⟨

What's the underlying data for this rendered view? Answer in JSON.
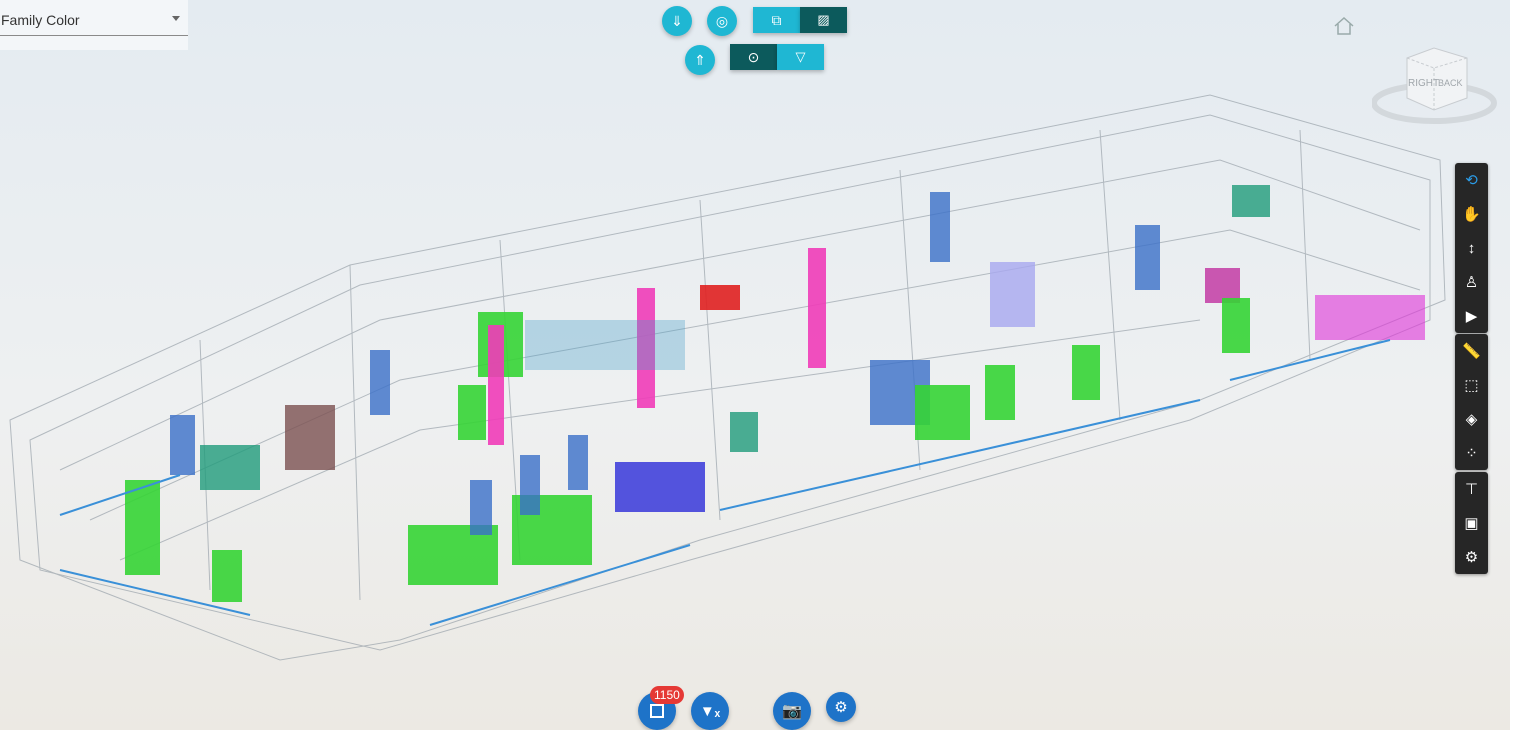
{
  "dropdown": {
    "label": "Family Color"
  },
  "top_toolbar": {
    "buttons": [
      {
        "icon": "arrow-down-icon",
        "color": "#1fb7d3"
      },
      {
        "icon": "crosshair-icon",
        "color": "#1fb7d3"
      },
      {
        "icon": "copy-select-icon",
        "color": "#1fb7d3"
      },
      {
        "icon": "hatch-icon",
        "color": "#0c5a5c"
      },
      {
        "icon": "arrow-up-icon",
        "color": "#1fb7d3"
      },
      {
        "icon": "record-icon",
        "color": "#0c5a5c"
      },
      {
        "icon": "filter-icon",
        "color": "#1fb7d3"
      }
    ]
  },
  "viewcube": {
    "faces": [
      "RIGHT",
      "BACK"
    ]
  },
  "side_toolbar": {
    "groups": [
      [
        "orbit-icon",
        "pan-icon",
        "zoom-icon",
        "first-person-icon",
        "camera-icon"
      ],
      [
        "measure-icon",
        "section-icon",
        "explode-icon",
        "model-browser-icon"
      ],
      [
        "structure-icon",
        "properties-icon",
        "settings-icon"
      ]
    ],
    "active_color": "#2b9be6"
  },
  "bottom_toolbar": {
    "selection_count": "1150",
    "badge_color": "#e53935",
    "button_color": "#1e73c8"
  }
}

⟩

Your instructions: Reproduce the entries above exactly. Do not include the images.

Reply to the task:
What's the underlying data for this rendered view? Answer in JSON.
{
  "dropdown": {
    "label": "Family Color"
  },
  "top_toolbar": {
    "buttons": [
      {
        "icon": "arrow-down-icon",
        "color": "#1fb7d3"
      },
      {
        "icon": "crosshair-icon",
        "color": "#1fb7d3"
      },
      {
        "icon": "copy-select-icon",
        "color": "#1fb7d3"
      },
      {
        "icon": "hatch-icon",
        "color": "#0c5a5c"
      },
      {
        "icon": "arrow-up-icon",
        "color": "#1fb7d3"
      },
      {
        "icon": "record-icon",
        "color": "#0c5a5c"
      },
      {
        "icon": "filter-icon",
        "color": "#1fb7d3"
      }
    ]
  },
  "viewcube": {
    "faces": [
      "RIGHT",
      "BACK"
    ]
  },
  "side_toolbar": {
    "groups": [
      [
        "orbit-icon",
        "pan-icon",
        "zoom-icon",
        "first-person-icon",
        "camera-icon"
      ],
      [
        "measure-icon",
        "section-icon",
        "explode-icon",
        "model-browser-icon"
      ],
      [
        "structure-icon",
        "properties-icon",
        "settings-icon"
      ]
    ],
    "active_color": "#2b9be6"
  },
  "bottom_toolbar": {
    "selection_count": "1150",
    "badge_color": "#e53935",
    "button_color": "#1e73c8"
  }
}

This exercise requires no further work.